WHAT THIS TASK INVOLVES: Determine which lines contain the word "Mobile", then copy those lines.
━━━━━ TASK MATERIAL
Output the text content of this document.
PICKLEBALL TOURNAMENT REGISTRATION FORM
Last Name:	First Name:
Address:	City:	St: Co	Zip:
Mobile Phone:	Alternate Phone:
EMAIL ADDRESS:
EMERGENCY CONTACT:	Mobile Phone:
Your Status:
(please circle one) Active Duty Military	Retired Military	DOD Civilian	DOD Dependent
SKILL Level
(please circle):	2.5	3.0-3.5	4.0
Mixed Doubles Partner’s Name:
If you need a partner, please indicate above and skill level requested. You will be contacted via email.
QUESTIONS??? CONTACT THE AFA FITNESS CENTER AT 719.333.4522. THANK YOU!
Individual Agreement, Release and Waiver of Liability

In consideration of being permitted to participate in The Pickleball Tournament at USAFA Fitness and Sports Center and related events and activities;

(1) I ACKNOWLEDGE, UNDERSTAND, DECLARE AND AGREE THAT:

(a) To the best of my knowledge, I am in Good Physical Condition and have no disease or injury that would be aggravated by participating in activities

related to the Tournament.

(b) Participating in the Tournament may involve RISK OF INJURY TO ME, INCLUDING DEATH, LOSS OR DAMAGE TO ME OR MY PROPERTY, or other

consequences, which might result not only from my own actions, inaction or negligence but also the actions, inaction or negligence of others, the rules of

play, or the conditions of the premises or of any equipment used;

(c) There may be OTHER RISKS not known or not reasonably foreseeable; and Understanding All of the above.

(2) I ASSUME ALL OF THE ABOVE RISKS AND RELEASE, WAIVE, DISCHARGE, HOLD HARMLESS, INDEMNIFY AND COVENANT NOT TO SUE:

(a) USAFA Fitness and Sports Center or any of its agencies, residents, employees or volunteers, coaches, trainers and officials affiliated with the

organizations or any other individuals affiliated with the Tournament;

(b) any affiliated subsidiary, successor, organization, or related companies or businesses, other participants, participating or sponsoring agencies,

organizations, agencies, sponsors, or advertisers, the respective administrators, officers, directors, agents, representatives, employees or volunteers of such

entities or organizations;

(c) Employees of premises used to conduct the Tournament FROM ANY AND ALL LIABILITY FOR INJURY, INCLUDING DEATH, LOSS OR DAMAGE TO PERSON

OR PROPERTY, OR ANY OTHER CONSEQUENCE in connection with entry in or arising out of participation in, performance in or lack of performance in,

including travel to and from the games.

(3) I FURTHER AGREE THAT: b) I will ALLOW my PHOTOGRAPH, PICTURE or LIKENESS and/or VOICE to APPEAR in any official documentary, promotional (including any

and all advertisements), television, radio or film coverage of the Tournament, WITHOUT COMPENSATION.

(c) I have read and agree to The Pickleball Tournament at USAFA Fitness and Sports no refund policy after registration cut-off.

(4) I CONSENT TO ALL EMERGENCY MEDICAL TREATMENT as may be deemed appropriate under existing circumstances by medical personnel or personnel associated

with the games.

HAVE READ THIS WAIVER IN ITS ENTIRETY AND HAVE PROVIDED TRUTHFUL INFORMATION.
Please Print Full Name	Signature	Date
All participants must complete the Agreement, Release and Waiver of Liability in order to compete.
━━━━━━━━━━
THE ANSWER:
Mobile Phone:	Alternate Phone:
EMERGENCY CONTACT:	Mobile Phone:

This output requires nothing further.